• [Problem description] Print the entire listing. Each line must match the original exactly.

• [Dataset items]

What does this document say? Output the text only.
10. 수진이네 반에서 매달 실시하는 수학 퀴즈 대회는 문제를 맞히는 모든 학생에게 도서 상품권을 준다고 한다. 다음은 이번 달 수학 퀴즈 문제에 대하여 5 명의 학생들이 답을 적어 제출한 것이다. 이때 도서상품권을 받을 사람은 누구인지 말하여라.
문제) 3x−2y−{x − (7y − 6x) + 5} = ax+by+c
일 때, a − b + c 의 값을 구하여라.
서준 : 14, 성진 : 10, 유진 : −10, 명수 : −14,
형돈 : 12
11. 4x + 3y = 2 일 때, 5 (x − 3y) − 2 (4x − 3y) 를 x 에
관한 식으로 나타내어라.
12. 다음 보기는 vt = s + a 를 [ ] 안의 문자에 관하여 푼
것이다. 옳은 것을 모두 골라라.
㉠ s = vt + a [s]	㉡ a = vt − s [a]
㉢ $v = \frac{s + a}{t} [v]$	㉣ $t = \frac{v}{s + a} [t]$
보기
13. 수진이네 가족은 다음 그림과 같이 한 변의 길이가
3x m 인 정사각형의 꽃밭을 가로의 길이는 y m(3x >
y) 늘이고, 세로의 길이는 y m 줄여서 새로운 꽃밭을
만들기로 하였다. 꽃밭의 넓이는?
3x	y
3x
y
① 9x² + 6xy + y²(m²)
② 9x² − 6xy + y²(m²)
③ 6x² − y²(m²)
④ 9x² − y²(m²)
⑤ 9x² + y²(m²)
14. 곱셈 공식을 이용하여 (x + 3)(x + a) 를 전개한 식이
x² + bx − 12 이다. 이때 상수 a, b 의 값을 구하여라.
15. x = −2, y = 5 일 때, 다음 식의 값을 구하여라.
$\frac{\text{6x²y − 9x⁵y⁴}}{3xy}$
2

• [Correct response]
What does this document say? Output the text only.
10. 수진이네 반에서 매달 실시하는 수학 퀴즈 대회는 문제를 맞히는 모든 학생에게 도서 상품권을 준다고 한다. 다음은 이번 달 수학 퀴즈 문제에 대하여 5 명의 학생들이 답을 적어 제출한 것이다. 이때 도서상품권을 받을 사람은 누구인지 말하여라.
문제) 3x−2y−{x − (7y − 6x) + 5} = ax+by+c
일 때, a − b + c 의 값을 구하여라.
서준 : 14, 성진 : 10, 유진 : −10, 명수 : −14,
형돈 : 12
11. 4x + 3y = 2 일 때, 5 (x − 3y) − 2 (4x − 3y) 를 x 에
관한 식으로 나타내어라.
12. 다음 보기는 vt = s + a 를 [ ] 안의 문자에 관하여 푼
것이다. 옳은 것을 모두 골라라.
㉠ s = vt + a [s]	㉡ a = vt − s [a]
㉢ $v = \frac{s + a}{t} [v]$	㉣ $t = \frac{v}{s + a} [t]$
보기
13. 수진이네 가족은 다음 그림과 같이 한 변의 길이가
3x m 인 정사각형의 꽃밭을 가로의 길이는 y m(3x >
y) 늘이고, 세로의 길이는 y m 줄여서 새로운 꽃밭을
만들기로 하였다. 꽃밭의 넓이는?
3x	y
3x
y
① 9x² + 6xy + y²(m²)
② 9x² − 6xy + y²(m²)
③ 6x² − y²(m²)
④ 9x² − y²(m²)
⑤ 9x² + y²(m²)
14. 곱셈 공식을 이용하여 (x + 3)(x + a) 를 전개한 식이
x² + bx − 12 이다. 이때 상수 a, b 의 값을 구하여라.
15. x = −2, y = 5 일 때, 다음 식의 값을 구하여라.
$\frac{\text{6x²y − 9x⁵y⁴}}{3xy}$
2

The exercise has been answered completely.